- **Stated task**
Which lines hold the word "完善治安防控体系"? Show each of them.

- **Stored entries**
· · ·
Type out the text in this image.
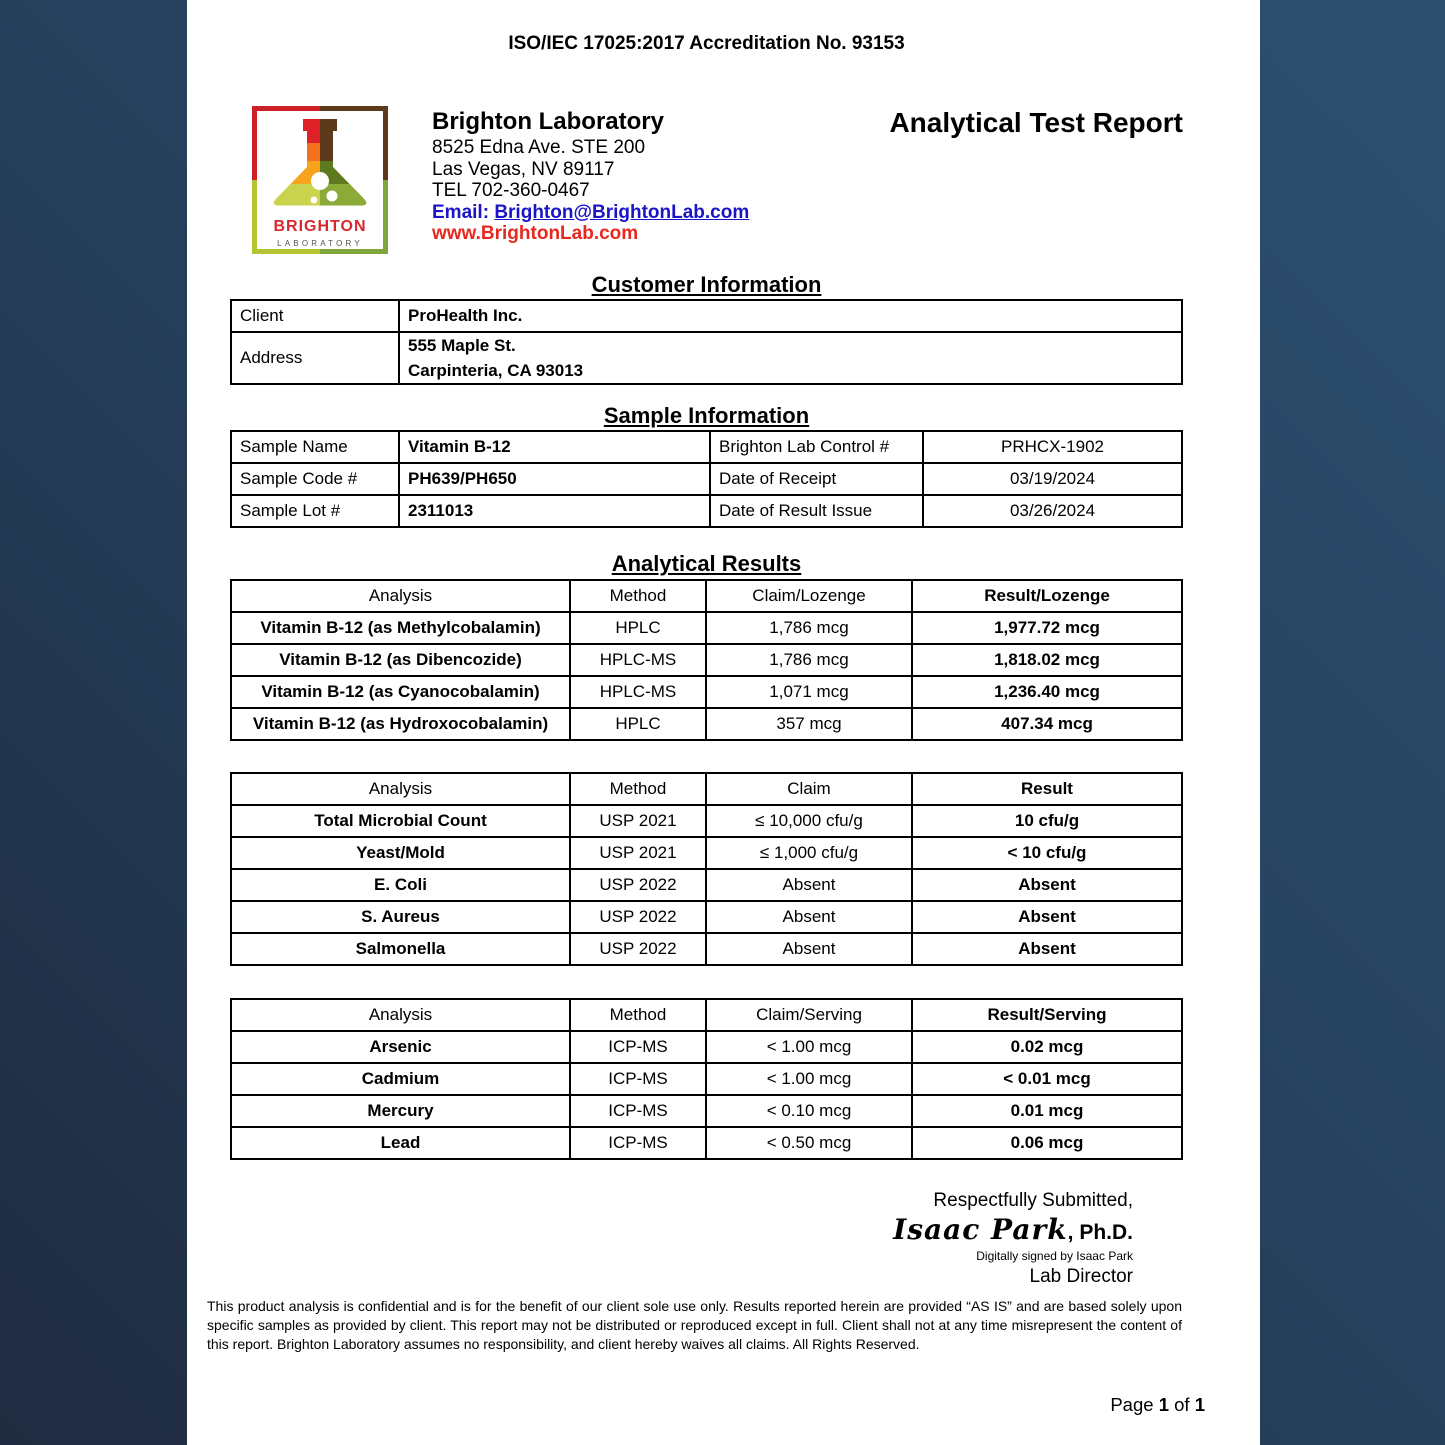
ISO/IEC 17025:2017 Accreditation No. 93153
BRIGHTON
LABORATORY
Brighton Laboratory
8525 Edna Ave. STE 200
Las Vegas, NV 89117
TEL 702-360-0467
Email: Brighton@BrightonLab.com
www.BrightonLab.com
Analytical Test Report
Customer Information
Client	ProHealth Inc.
Address	555 Maple St.
Carpinteria, CA 93013
Sample Information
Sample Name	Vitamin B-12	Brighton Lab Control #	PRHCX-1902
Sample Code #	PH639/PH650	Date of Receipt	03/19/2024
Sample Lot #	2311013	Date of Result Issue	03/26/2024
Analytical Results
Analysis	Method	Claim/Lozenge	Result/Lozenge
Vitamin B-12 (as Methylcobalamin)	HPLC	1,786 mcg	1,977.72 mcg
Vitamin B-12 (as Dibencozide)	HPLC-MS	1,786 mcg	1,818.02 mcg
Vitamin B-12 (as Cyanocobalamin)	HPLC-MS	1,071 mcg	1,236.40 mcg
Vitamin B-12 (as Hydroxocobalamin)	HPLC	357 mcg	407.34 mcg
Analysis	Method	Claim	Result
Total Microbial Count	USP 2021	≤ 10,000 cfu/g	10 cfu/g
Yeast/Mold	USP 2021	≤ 1,000 cfu/g	< 10 cfu/g
E. Coli	USP 2022	Absent	Absent
S. Aureus	USP 2022	Absent	Absent
Salmonella	USP 2022	Absent	Absent
Analysis	Method	Claim/Serving	Result/Serving
Arsenic	ICP-MS	< 1.00 mcg	0.02 mcg
Cadmium	ICP-MS	< 1.00 mcg	< 0.01 mcg
Mercury	ICP-MS	< 0.10 mcg	0.01 mcg
Lead	ICP-MS	< 0.50 mcg	0.06 mcg
Respectfully Submitted,
Isaac Park, Ph.D.
Digitally signed by Isaac Park
Lab Director
This product analysis is confidential and is for the benefit of our client sole use only. Results reported herein are provided “AS IS” and are based solely upon specific samples as provided by client. This report may not be distributed or reproduced except in full. Client shall not at any time misrepresent the content of this report. Brighton Laboratory assumes no responsibility, and client hereby waives all claims. All Rights Reserved.
Page 1 of 1
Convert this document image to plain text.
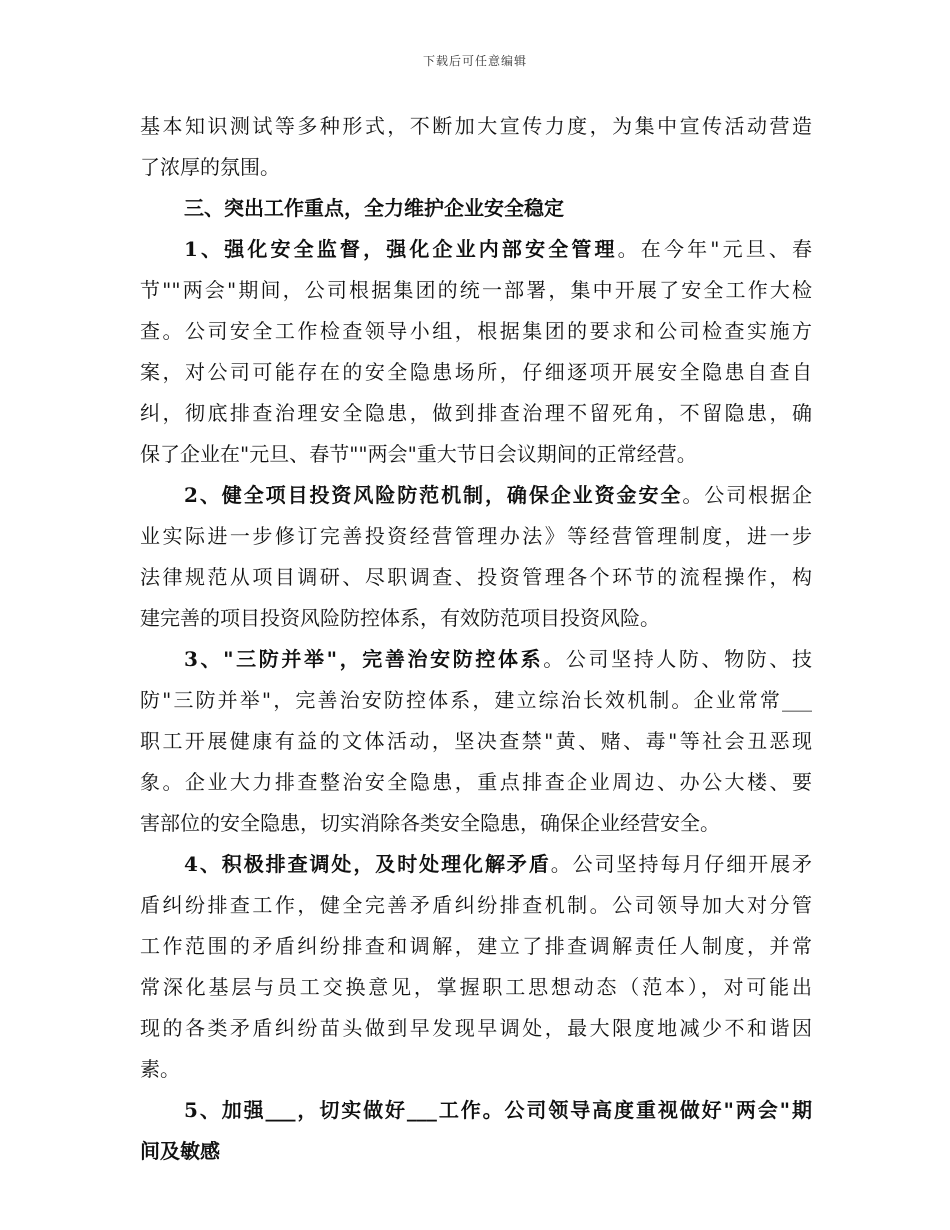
下载后可任意编辑
基本知识测试等多种形式，不断加大宣传力度，为集中宣传活动营造
了浓厚的氛围。
三、突出工作重点，全力维护企业安全稳定
1、强化安全监督，强化企业内部安全管理。在今年"元旦、春
节""两会"期间，公司根据集团的统一部署，集中开展了安全工作大检
查。公司安全工作检查领导小组，根据集团的要求和公司检查实施方
案，对公司可能存在的安全隐患场所，仔细逐项开展安全隐患自查自
纠，彻底排查治理安全隐患，做到排查治理不留死角，不留隐患，确
保了企业在"元旦、春节""两会"重大节日会议期间的正常经营。
2、健全项目投资风险防范机制，确保企业资金安全。公司根据企
业实际进一步修订完善投资经营管理办法》等经营管理制度，进一步
法律规范从项目调研、尽职调查、投资管理各个环节的流程操作，构
建完善的项目投资风险防控体系，有效防范项目投资风险。
3、"三防并举"，完善治安防控体系。公司坚持人防、物防、技
防"三防并举"，完善治安防控体系，建立综治长效机制。企业常常___
职工开展健康有益的文体活动，坚决查禁"黄、赌、毒"等社会丑恶现
象。企业大力排查整治安全隐患，重点排查企业周边、办公大楼、要
害部位的安全隐患，切实消除各类安全隐患，确保企业经营安全。
4、积极排查调处，及时处理化解矛盾。公司坚持每月仔细开展矛
盾纠纷排查工作，健全完善矛盾纠纷排查机制。公司领导加大对分管
工作范围的矛盾纠纷排查和调解，建立了排查调解责任人制度，并常
常深化基层与员工交换意见，掌握职工思想动态（范本），对可能出
现的各类矛盾纠纷苗头做到早发现早调处，最大限度地减少不和谐因
素。
5、加强___，切实做好___工作。公司领导高度重视做好"两会"期
间及敏感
· · ·
- **Answer**
3、"三防并举"，完善治安防控体系。公司坚持人防、物防、技
防"三防并举"，完善治安防控体系，建立综治长效机制。企业常常___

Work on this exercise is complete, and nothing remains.